### Exercise prompt:
Search the records below for the word "medium". Pull out each line that has it.

— start of Dataset —

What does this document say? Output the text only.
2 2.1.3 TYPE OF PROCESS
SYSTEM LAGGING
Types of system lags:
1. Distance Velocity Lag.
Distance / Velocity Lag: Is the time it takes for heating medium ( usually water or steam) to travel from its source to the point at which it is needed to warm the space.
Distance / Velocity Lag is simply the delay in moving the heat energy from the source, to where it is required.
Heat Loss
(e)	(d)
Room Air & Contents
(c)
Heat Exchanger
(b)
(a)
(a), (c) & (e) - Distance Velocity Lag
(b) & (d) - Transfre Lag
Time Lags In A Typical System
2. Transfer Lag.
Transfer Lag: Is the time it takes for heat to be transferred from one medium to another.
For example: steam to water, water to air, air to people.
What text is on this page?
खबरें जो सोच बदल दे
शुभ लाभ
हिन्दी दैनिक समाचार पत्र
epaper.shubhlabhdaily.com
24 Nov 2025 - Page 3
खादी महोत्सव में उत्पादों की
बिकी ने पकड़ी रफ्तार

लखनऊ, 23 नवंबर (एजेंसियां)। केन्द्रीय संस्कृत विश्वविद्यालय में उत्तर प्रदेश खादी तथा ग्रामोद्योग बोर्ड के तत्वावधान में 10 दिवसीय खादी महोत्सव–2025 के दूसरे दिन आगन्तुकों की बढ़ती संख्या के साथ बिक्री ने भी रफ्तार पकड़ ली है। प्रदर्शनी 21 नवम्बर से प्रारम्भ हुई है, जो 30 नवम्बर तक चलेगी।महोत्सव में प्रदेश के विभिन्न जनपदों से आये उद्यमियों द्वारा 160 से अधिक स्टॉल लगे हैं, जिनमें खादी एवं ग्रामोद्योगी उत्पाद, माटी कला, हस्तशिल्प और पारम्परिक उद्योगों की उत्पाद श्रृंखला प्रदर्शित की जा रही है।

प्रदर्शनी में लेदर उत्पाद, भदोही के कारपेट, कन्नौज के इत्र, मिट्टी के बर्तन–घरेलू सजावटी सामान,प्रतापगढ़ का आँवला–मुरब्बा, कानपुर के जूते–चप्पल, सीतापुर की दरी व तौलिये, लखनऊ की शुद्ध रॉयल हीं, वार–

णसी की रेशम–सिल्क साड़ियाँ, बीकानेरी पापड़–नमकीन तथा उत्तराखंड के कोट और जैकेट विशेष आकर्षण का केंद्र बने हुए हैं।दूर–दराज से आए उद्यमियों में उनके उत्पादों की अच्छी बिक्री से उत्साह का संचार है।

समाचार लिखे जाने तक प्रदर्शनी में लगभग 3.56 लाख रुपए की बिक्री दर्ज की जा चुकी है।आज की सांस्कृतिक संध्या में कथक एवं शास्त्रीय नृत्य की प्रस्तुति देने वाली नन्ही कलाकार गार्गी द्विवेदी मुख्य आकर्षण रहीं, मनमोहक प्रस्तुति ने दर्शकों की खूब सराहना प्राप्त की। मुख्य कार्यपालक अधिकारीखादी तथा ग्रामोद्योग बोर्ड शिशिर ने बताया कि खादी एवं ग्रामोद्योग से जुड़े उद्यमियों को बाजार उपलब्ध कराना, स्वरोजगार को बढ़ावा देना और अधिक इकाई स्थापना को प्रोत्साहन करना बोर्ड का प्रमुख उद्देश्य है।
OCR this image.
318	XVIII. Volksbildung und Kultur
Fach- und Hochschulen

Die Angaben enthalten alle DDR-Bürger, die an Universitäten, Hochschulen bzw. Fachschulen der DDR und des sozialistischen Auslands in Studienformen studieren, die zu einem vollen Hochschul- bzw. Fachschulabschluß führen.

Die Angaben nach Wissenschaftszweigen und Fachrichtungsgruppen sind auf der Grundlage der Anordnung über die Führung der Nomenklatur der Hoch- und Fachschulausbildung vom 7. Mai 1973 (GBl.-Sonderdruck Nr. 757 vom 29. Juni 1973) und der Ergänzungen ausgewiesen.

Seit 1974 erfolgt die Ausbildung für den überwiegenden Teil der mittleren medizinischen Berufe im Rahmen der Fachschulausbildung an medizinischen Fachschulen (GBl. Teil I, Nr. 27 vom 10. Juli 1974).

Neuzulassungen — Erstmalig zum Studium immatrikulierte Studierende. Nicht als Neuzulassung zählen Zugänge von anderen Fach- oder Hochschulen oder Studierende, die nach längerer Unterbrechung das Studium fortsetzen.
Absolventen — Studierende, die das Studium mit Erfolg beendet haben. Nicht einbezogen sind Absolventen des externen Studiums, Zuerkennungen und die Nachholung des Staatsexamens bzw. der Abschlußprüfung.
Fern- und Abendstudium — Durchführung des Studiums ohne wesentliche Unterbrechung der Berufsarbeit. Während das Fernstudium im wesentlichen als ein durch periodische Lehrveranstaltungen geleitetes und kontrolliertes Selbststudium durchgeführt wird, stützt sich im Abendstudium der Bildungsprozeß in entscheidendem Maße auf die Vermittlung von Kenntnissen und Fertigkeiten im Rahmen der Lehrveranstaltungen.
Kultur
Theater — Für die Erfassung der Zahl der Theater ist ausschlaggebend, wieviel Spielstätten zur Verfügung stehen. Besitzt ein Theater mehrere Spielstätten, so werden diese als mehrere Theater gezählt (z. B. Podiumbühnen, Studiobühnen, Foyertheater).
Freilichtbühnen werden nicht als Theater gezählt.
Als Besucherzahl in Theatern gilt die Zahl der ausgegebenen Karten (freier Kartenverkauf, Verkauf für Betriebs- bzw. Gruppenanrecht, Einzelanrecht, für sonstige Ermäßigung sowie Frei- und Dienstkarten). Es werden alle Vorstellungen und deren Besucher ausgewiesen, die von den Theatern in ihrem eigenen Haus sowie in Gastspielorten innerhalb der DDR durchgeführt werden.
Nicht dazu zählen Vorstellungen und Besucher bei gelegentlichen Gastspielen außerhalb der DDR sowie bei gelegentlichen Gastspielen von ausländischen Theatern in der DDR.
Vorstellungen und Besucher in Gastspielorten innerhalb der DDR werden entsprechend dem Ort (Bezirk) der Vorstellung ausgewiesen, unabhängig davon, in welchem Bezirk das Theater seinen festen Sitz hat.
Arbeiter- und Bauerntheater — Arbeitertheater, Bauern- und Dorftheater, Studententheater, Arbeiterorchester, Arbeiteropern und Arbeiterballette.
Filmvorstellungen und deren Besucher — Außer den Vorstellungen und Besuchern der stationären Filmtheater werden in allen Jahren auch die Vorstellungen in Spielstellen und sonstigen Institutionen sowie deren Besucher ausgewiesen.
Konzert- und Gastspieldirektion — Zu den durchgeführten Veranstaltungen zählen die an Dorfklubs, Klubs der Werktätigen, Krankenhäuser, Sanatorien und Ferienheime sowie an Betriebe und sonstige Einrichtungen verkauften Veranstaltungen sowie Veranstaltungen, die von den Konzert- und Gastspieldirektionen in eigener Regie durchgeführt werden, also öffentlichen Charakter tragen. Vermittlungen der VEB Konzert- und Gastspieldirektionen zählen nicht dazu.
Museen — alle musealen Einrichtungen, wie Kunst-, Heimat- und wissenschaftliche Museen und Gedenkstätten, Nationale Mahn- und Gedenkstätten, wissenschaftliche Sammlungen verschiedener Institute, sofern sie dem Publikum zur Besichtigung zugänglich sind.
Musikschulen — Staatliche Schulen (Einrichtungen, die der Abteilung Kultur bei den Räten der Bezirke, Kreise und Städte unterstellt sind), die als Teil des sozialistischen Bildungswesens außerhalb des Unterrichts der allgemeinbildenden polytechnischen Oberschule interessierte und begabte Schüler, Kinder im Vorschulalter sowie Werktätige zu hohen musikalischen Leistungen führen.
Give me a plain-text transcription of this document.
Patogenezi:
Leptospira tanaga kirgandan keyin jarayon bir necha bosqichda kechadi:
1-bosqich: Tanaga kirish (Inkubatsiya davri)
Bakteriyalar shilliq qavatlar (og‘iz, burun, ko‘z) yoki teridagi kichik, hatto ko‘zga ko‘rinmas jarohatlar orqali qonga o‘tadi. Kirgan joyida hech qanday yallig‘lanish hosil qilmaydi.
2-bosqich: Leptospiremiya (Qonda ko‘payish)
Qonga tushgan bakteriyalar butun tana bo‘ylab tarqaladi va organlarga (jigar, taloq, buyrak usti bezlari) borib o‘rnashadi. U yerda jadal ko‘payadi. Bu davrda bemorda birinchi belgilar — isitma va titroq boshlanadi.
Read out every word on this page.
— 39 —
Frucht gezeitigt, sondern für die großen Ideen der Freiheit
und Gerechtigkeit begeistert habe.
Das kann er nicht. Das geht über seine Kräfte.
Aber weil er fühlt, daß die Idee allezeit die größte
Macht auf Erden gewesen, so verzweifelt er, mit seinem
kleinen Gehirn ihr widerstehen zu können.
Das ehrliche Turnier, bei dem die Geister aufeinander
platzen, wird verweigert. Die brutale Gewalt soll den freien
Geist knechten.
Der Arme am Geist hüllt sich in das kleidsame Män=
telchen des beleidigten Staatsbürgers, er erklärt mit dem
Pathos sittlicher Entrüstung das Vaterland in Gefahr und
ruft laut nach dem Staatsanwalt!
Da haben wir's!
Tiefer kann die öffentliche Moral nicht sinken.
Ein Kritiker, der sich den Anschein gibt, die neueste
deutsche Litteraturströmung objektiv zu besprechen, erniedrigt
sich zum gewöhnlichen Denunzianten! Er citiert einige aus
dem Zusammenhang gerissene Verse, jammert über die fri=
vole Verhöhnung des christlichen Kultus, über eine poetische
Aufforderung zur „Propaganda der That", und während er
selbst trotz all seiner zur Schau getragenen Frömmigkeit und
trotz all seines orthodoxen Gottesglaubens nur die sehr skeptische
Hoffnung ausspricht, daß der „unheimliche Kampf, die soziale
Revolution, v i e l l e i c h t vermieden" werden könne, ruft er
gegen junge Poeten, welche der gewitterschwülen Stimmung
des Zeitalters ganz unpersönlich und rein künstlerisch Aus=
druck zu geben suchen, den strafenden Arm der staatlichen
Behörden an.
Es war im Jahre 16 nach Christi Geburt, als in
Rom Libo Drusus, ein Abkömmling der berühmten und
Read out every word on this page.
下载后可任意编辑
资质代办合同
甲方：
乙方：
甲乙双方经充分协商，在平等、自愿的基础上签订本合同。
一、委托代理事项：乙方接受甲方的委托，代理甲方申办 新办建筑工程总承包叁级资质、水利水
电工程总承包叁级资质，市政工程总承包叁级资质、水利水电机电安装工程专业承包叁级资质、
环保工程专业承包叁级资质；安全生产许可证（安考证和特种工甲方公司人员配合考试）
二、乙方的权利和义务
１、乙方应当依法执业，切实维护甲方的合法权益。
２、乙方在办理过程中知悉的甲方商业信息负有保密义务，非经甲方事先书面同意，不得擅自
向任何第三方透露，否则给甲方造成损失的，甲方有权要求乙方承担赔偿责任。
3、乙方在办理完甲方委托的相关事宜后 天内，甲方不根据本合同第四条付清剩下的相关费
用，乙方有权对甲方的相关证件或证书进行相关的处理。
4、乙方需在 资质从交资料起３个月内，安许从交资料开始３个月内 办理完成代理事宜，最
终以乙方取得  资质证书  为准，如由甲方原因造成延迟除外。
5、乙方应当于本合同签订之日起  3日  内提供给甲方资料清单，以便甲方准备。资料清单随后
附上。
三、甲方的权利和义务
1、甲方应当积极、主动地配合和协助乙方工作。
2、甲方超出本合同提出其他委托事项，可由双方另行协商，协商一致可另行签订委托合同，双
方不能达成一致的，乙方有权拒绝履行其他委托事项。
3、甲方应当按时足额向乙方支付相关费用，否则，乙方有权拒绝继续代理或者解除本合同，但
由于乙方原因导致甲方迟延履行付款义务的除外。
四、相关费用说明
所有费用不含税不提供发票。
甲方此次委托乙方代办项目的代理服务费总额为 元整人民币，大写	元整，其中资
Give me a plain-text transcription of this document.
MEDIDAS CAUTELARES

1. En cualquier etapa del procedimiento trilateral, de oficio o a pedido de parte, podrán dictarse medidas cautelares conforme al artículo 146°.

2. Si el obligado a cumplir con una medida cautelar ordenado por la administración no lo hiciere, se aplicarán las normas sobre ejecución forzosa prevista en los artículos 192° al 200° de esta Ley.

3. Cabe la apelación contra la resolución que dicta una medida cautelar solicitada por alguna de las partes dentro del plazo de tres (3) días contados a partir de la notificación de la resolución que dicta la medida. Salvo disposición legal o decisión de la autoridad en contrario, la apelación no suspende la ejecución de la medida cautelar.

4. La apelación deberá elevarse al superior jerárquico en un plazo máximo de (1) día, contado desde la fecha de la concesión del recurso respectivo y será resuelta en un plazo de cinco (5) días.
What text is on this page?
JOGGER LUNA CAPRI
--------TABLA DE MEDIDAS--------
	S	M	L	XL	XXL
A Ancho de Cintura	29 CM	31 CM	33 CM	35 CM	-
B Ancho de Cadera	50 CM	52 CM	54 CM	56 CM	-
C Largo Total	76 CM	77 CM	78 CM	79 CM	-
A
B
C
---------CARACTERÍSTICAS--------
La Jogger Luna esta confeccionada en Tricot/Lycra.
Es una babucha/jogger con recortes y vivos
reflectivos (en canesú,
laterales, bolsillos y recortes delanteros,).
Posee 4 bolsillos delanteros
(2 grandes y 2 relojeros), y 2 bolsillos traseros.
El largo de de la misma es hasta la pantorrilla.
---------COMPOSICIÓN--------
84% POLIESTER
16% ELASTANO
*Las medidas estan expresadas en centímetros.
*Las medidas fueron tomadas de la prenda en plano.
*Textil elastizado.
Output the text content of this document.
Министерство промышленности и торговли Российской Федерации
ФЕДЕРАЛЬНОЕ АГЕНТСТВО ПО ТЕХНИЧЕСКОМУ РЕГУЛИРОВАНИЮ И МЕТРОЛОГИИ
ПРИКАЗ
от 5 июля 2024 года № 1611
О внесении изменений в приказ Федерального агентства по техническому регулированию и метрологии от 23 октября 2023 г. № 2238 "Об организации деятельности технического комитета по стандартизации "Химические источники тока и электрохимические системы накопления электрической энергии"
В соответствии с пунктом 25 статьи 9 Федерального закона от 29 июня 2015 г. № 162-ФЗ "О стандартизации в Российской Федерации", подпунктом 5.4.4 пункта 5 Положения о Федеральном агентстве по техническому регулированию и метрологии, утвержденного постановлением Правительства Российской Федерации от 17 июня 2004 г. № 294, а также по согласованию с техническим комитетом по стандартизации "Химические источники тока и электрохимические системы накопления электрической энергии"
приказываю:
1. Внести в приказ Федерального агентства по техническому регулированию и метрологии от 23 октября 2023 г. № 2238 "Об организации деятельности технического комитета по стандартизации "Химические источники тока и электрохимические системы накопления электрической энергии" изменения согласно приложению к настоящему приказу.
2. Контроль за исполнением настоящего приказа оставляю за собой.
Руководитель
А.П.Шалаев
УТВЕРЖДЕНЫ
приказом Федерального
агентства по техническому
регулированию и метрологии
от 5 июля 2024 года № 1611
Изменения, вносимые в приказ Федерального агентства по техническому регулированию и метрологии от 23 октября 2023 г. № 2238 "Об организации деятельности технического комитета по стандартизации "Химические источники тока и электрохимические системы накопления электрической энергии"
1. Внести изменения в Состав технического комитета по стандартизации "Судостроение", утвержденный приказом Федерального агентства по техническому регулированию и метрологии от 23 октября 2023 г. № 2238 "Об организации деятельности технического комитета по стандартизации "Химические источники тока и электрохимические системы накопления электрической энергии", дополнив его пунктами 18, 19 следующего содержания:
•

— end of Dataset —

### Answer to the task:
Distance / Velocity Lag: Is the time it takes for heating medium ( usually water or steam) to travel from its source to the point at which it is needed to warm the space.
Transfer Lag: Is the time it takes for heat to be transferred from one medium to another.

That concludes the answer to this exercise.